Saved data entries
[Start]

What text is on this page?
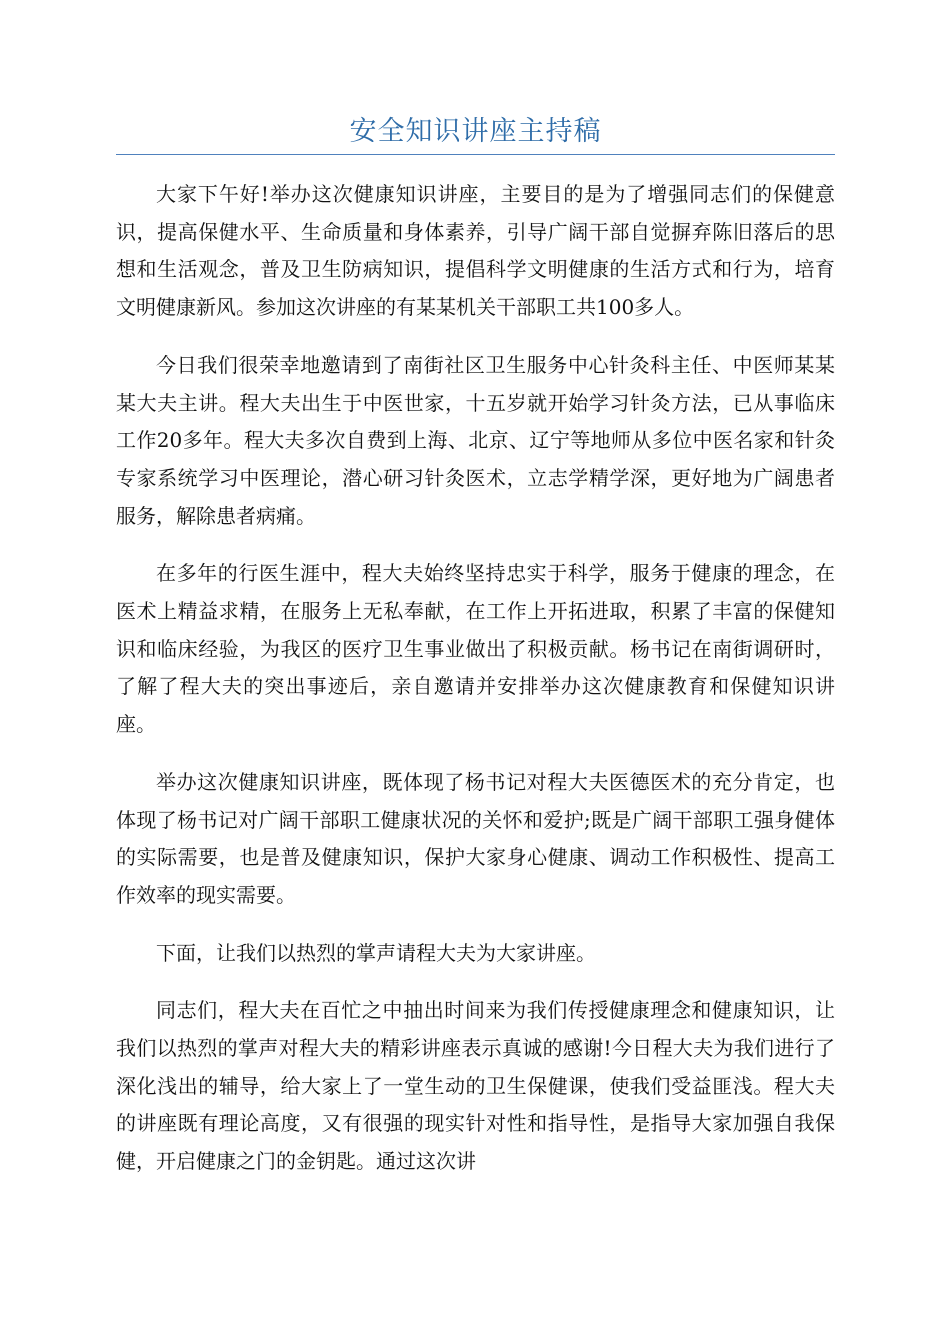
安全知识讲座主持稿

大家下午好!举办这次健康知识讲座，主要目的是为了增强同志们的保健意识，提高保健水平、生命质量和身体素养，引导广阔干部自觉摒弃陈旧落后的思想和生活观念，普及卫生防病知识，提倡科学文明健康的生活方式和行为，培育文明健康新风。参加这次讲座的有某某机关干部职工共100多人。

今日我们很荣幸地邀请到了南街社区卫生服务中心针灸科主任、中医师某某某大夫主讲。程大夫出生于中医世家，十五岁就开始学习针灸方法，已从事临床工作20多年。程大夫多次自费到上海、北京、辽宁等地师从多位中医名家和针灸专家系统学习中医理论，潜心研习针灸医术，立志学精学深，更好地为广阔患者服务，解除患者病痛。

在多年的行医生涯中，程大夫始终坚持忠实于科学，服务于健康的理念，在医术上精益求精，在服务上无私奉献，在工作上开拓进取，积累了丰富的保健知识和临床经验，为我区的医疗卫生事业做出了积极贡献。杨书记在南街调研时，了解了程大夫的突出事迹后，亲自邀请并安排举办这次健康教育和保健知识讲座。

举办这次健康知识讲座，既体现了杨书记对程大夫医德医术的充分肯定，也体现了杨书记对广阔干部职工健康状况的关怀和爱护;既是广阔干部职工强身健体的实际需要，也是普及健康知识，保护大家身心健康、调动工作积极性、提高工作效率的现实需要。

下面，让我们以热烈的掌声请程大夫为大家讲座。

同志们，程大夫在百忙之中抽出时间来为我们传授健康理念和健康知识，让我们以热烈的掌声对程大夫的精彩讲座表示真诚的感谢!今日程大夫为我们进行了深化浅出的辅导，给大家上了一堂生动的卫生保健课，使我们受益匪浅。程大夫的讲座既有理论高度，又有很强的现实针对性和指导性，是指导大家加强自我保健，开启健康之门的金钥匙。通过这次讲
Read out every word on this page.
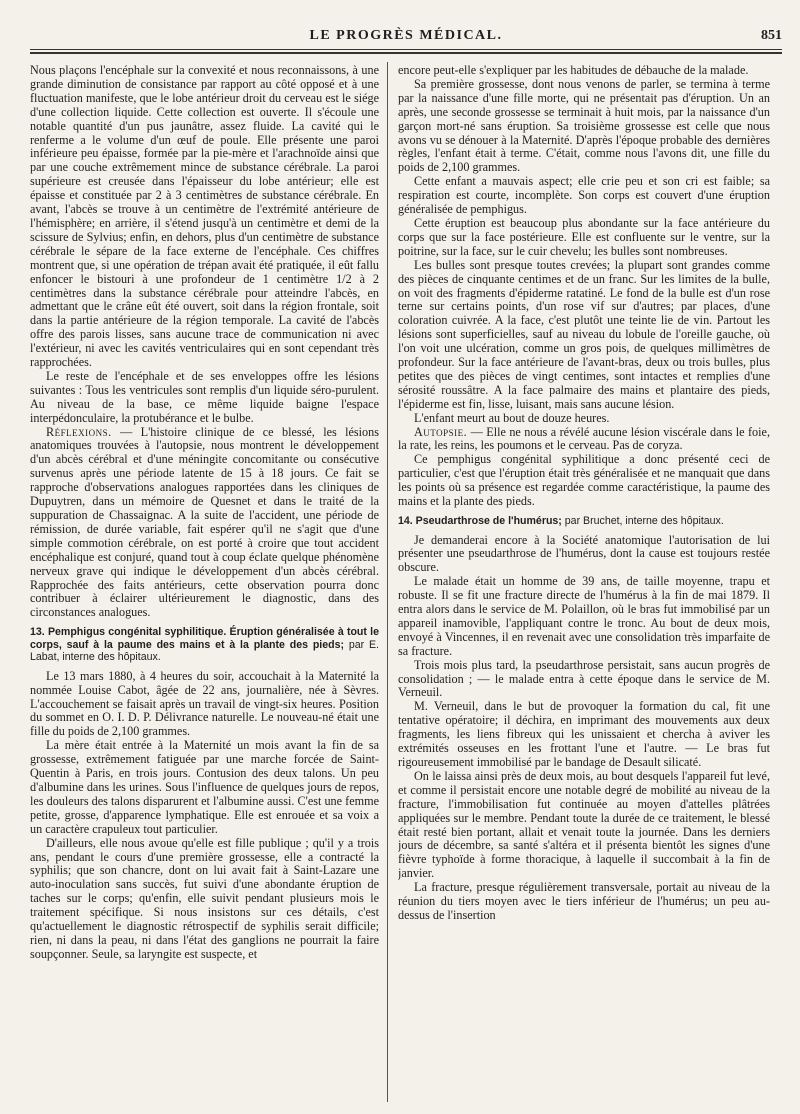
LE PROGRÈS MÉDICAL.	851

Nous plaçons l'encéphale sur la convexité et nous reconnaissons, à une grande diminution de consistance par rapport au côté opposé et à une fluctuation manifeste, que le lobe antérieur droit du cerveau est le siége d'une collection liquide. Cette collection est ouverte. Il s'écoule une notable quantité d'un pus jaunâtre, assez fluide. La cavité qui le renferme a le volume d'un œuf de poule. Elle présente une paroi inférieure peu épaisse, formée par la pie-mère et l'arachnoïde ainsi que par une couche extrêmement mince de substance cérébrale. La paroi supérieure est creusée dans l'épaisseur du lobe antérieur; elle est épaisse et constituée par 2 à 3 centimètres de substance cérébrale. En avant, l'abcès se trouve à un centimètre de l'extrémité antérieure de l'hémisphère; en arrière, il s'étend jusqu'à un centimètre et demi de la scissure de Sylvius; enfin, en dehors, plus d'un centimètre de substance cérébrale le sépare de la face externe de l'encéphale. Ces chiffres montrent que, si une opération de trépan avait été pratiquée, il eût fallu enfoncer le bistouri à une profondeur de 1 centimètre 1/2 à 2 centimètres dans la substance cérébrale pour atteindre l'abcès, en admettant que le crâne eût été ouvert, soit dans la région frontale, soit dans la partie antérieure de la région temporale. La cavité de l'abcès offre des parois lisses, sans aucune trace de communication ni avec l'extérieur, ni avec les cavités ventriculaires qui en sont cependant très rapprochées.

Le reste de l'encéphale et de ses enveloppes offre les lésions suivantes : Tous les ventricules sont remplis d'un liquide séro-purulent. Au niveau de la base, ce même liquide baigne l'espace interpédonculaire, la protubérance et le bulbe.

Réflexions. — L'histoire clinique de ce blessé, les lésions anatomiques trouvées à l'autopsie, nous montrent le développement d'un abcès cérébral et d'une méningite concomitante ou consécutive survenus après une période latente de 15 à 18 jours. Ce fait se rapproche d'observations analogues rapportées dans les cliniques de Dupuytren, dans un mémoire de Quesnet et dans le traité de la suppuration de Chassaignac. A la suite de l'accident, une période de rémission, de durée variable, fait espérer qu'il ne s'agit que d'une simple commotion cérébrale, on est porté à croire que tout accident encéphalique est conjuré, quand tout à coup éclate quelque phénomène nerveux grave qui indique le développement d'un abcès cérébral. Rapprochée des faits antérieurs, cette observation pourra donc contribuer à éclairer ultérieurement le diagnostic, dans des circonstances analogues.

13. Pemphigus congénital syphilitique. Éruption généralisée à tout le corps, sauf à la paume des mains et à la plante des pieds; par E. Labat, interne des hôpitaux.

Le 13 mars 1880, à 4 heures du soir, accouchait à la Maternité la nommée Louise Cabot, âgée de 22 ans, journalière, née à Sèvres. L'accouchement se faisait après un travail de vingt-six heures. Position du sommet en O. I. D. P. Délivrance naturelle. Le nouveau-né était une fille du poids de 2,100 grammes.

La mère était entrée à la Maternité un mois avant la fin de sa grossesse, extrêmement fatiguée par une marche forcée de Saint-Quentin à Paris, en trois jours. Contusion des deux talons. Un peu d'albumine dans les urines. Sous l'influence de quelques jours de repos, les douleurs des talons disparurent et l'albumine aussi. C'est une femme petite, grosse, d'apparence lymphatique. Elle est enrouée et sa voix a un caractère crapuleux tout particulier.

D'ailleurs, elle nous avoue qu'elle est fille publique ; qu'il y a trois ans, pendant le cours d'une première grossesse, elle a contracté la syphilis; que son chancre, dont on lui avait fait à Saint-Lazare une auto-inoculation sans succès, fut suivi d'une abondante éruption de taches sur le corps; qu'enfin, elle suivit pendant plusieurs mois le traitement spécifique. Si nous insistons sur ces détails, c'est qu'actuellement le diagnostic rétrospectif de syphilis serait difficile; rien, ni dans la peau, ni dans l'état des ganglions ne pourrait la faire soupçonner. Seule, sa laryngite est suspecte, et

encore peut-elle s'expliquer par les habitudes de débauche de la malade.

Sa première grossesse, dont nous venons de parler, se termina à terme par la naissance d'une fille morte, qui ne présentait pas d'éruption. Un an après, une seconde grossesse se terminait à huit mois, par la naissance d'un garçon mort-né sans éruption. Sa troisième grossesse est celle que nous avons vu se dénouer à la Maternité. D'après l'époque probable des dernières règles, l'enfant était à terme. C'était, comme nous l'avons dit, une fille du poids de 2,100 grammes.

Cette enfant a mauvais aspect; elle crie peu et son cri est faible; sa respiration est courte, incomplète. Son corps est couvert d'une éruption généralisée de pemphigus.

Cette éruption est beaucoup plus abondante sur la face antérieure du corps que sur la face postérieure. Elle est confluente sur le ventre, sur la poitrine, sur la face, sur le cuir chevelu; les bulles sont nombreuses.

Les bulles sont presque toutes crevées; la plupart sont grandes comme des pièces de cinquante centimes et de un franc. Sur les limites de la bulle, on voit des fragments d'épiderme ratatiné. Le fond de la bulle est d'un rose terne sur certains points, d'un rose vif sur d'autres; par places, d'une coloration cuivrée. A la face, c'est plutôt une teinte lie de vin. Partout les lésions sont superficielles, sauf au niveau du lobule de l'oreille gauche, où l'on voit une ulcération, comme un gros pois, de quelques millimètres de profondeur. Sur la face antérieure de l'avant-bras, deux ou trois bulles, plus petites que des pièces de vingt centimes, sont intactes et remplies d'une sérosité roussâtre. A la face palmaire des mains et plantaire des pieds, l'épiderme est fin, lisse, luisant, mais sans aucune lésion.

L'enfant meurt au bout de douze heures.

Autopsie. — Elle ne nous a révélé aucune lésion viscérale dans le foie, la rate, les reins, les poumons et le cerveau. Pas de coryza.

Ce pemphigus congénital syphilitique a donc présenté ceci de particulier, c'est que l'éruption était très généralisée et ne manquait que dans les points où sa présence est regardée comme caractéristique, la paume des mains et la plante des pieds.

14. Pseudarthrose de l'humérus; par Bruchet, interne des hôpitaux.

Je demanderai encore à la Société anatomique l'autorisation de lui présenter une pseudarthrose de l'humérus, dont la cause est toujours restée obscure.

Le malade était un homme de 39 ans, de taille moyenne, trapu et robuste. Il se fit une fracture directe de l'humérus à la fin de mai 1879. Il entra alors dans le service de M. Polaillon, où le bras fut immobilisé par un appareil inamovible, l'appliquant contre le tronc. Au bout de deux mois, envoyé à Vincennes, il en revenait avec une consolidation très imparfaite de sa fracture.

Trois mois plus tard, la pseudarthrose persistait, sans aucun progrès de consolidation ; — le malade entra à cette époque dans le service de M. Verneuil.

M. Verneuil, dans le but de provoquer la formation du cal, fit une tentative opératoire; il déchira, en imprimant des mouvements aux deux fragments, les liens fibreux qui les unissaient et chercha à aviver les extrémités osseuses en les frottant l'une et l'autre. — Le bras fut rigoureusement immobilisé par le bandage de Desault silicaté.

On le laissa ainsi près de deux mois, au bout desquels l'appareil fut levé, et comme il persistait encore une notable degré de mobilité au niveau de la fracture, l'immobilisation fut continuée au moyen d'attelles plâtrées appliquées sur le membre. Pendant toute la durée de ce traitement, le blessé était resté bien portant, allait et venait toute la journée. Dans les derniers jours de décembre, sa santé s'altéra et il présenta bientôt les signes d'une fièvre typhoïde à forme thoracique, à laquelle il succombait à la fin de janvier.

La fracture, presque régulièrement transversale, portait au niveau de la réunion du tiers moyen avec le tiers inférieur de l'humérus; un peu au-dessus de l'insertion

[End]

__AIM OF THE TASK__:
Gather every line from the listing above in which the word "congénital" appears.

__EXERCISE RESULT__:
13. Pemphigus congénital syphilitique. Éruption généralisée à tout le corps, sauf à la paume des mains et à la plante des pieds; par E. Labat, interne des hôpitaux.
Ce pemphigus congénital syphilitique a donc présenté ceci de particulier, c'est que l'éruption était très généralisée et ne manquait que dans les points où sa présence est regardée comme caractéristique, la paume des mains et la plante des pieds.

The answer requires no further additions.